Please set down all the lines beneath this one exactly, without the pictures.
Start of Supplied data
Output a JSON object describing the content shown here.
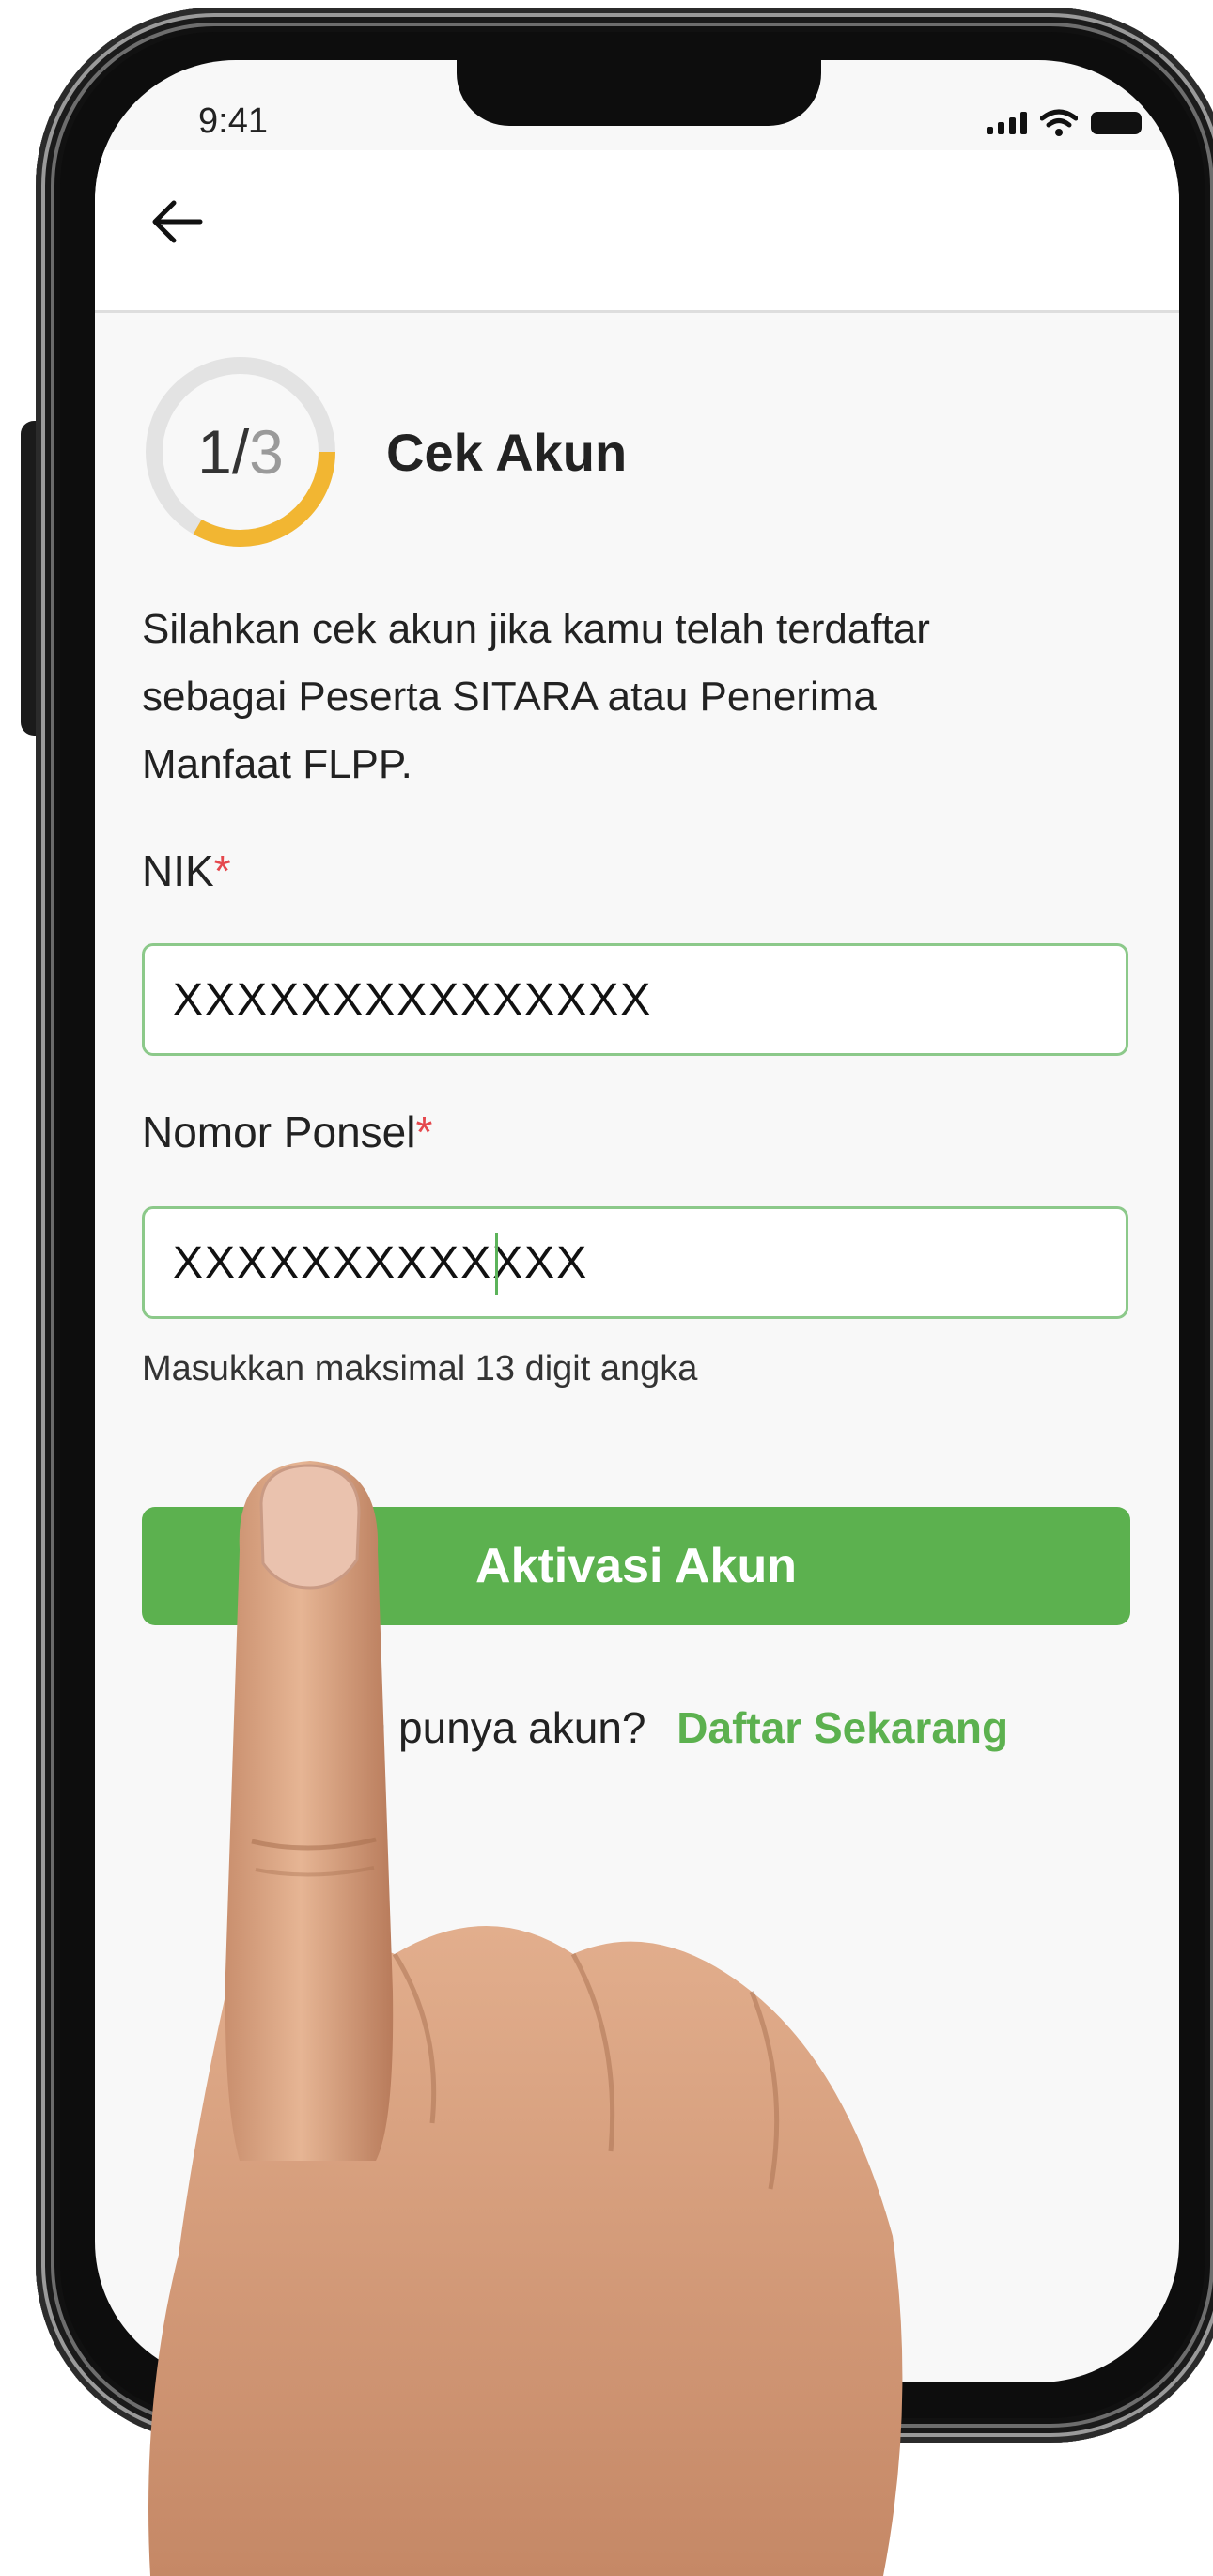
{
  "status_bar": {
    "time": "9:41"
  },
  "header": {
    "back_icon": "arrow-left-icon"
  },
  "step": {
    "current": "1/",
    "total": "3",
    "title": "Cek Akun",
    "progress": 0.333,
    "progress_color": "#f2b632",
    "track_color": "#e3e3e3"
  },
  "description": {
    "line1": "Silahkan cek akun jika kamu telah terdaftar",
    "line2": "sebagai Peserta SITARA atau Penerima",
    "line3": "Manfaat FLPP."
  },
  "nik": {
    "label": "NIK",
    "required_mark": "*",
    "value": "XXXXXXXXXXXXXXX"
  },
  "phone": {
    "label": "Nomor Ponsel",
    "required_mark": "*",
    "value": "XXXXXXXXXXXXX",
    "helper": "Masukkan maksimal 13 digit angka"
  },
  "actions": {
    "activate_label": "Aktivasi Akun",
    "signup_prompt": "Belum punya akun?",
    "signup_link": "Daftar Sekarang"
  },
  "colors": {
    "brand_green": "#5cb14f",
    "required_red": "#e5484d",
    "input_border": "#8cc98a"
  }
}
End of Supplied data
> _Problem solution_:
Output a JSON object describing the content shown here.
{
  "status_bar": {
    "time": "9:41"
  },
  "header": {
    "back_icon": "arrow-left-icon"
  },
  "step": {
    "current": "1/",
    "total": "3",
    "title": "Cek Akun",
    "progress": 0.333,
    "progress_color": "#f2b632",
    "track_color": "#e3e3e3"
  },
  "description": {
    "line1": "Silahkan cek akun jika kamu telah terdaftar",
    "line2": "sebagai Peserta SITARA atau Penerima",
    "line3": "Manfaat FLPP."
  },
  "nik": {
    "label": "NIK",
    "required_mark": "*",
    "value": "XXXXXXXXXXXXXXX"
  },
  "phone": {
    "label": "Nomor Ponsel",
    "required_mark": "*",
    "value": "XXXXXXXXXXXXX",
    "helper": "Masukkan maksimal 13 digit angka"
  },
  "actions": {
    "activate_label": "Aktivasi Akun",
    "signup_prompt": "Belum punya akun?",
    "signup_link": "Daftar Sekarang"
  },
  "colors": {
    "brand_green": "#5cb14f",
    "required_red": "#e5484d",
    "input_border": "#8cc98a"
  }
}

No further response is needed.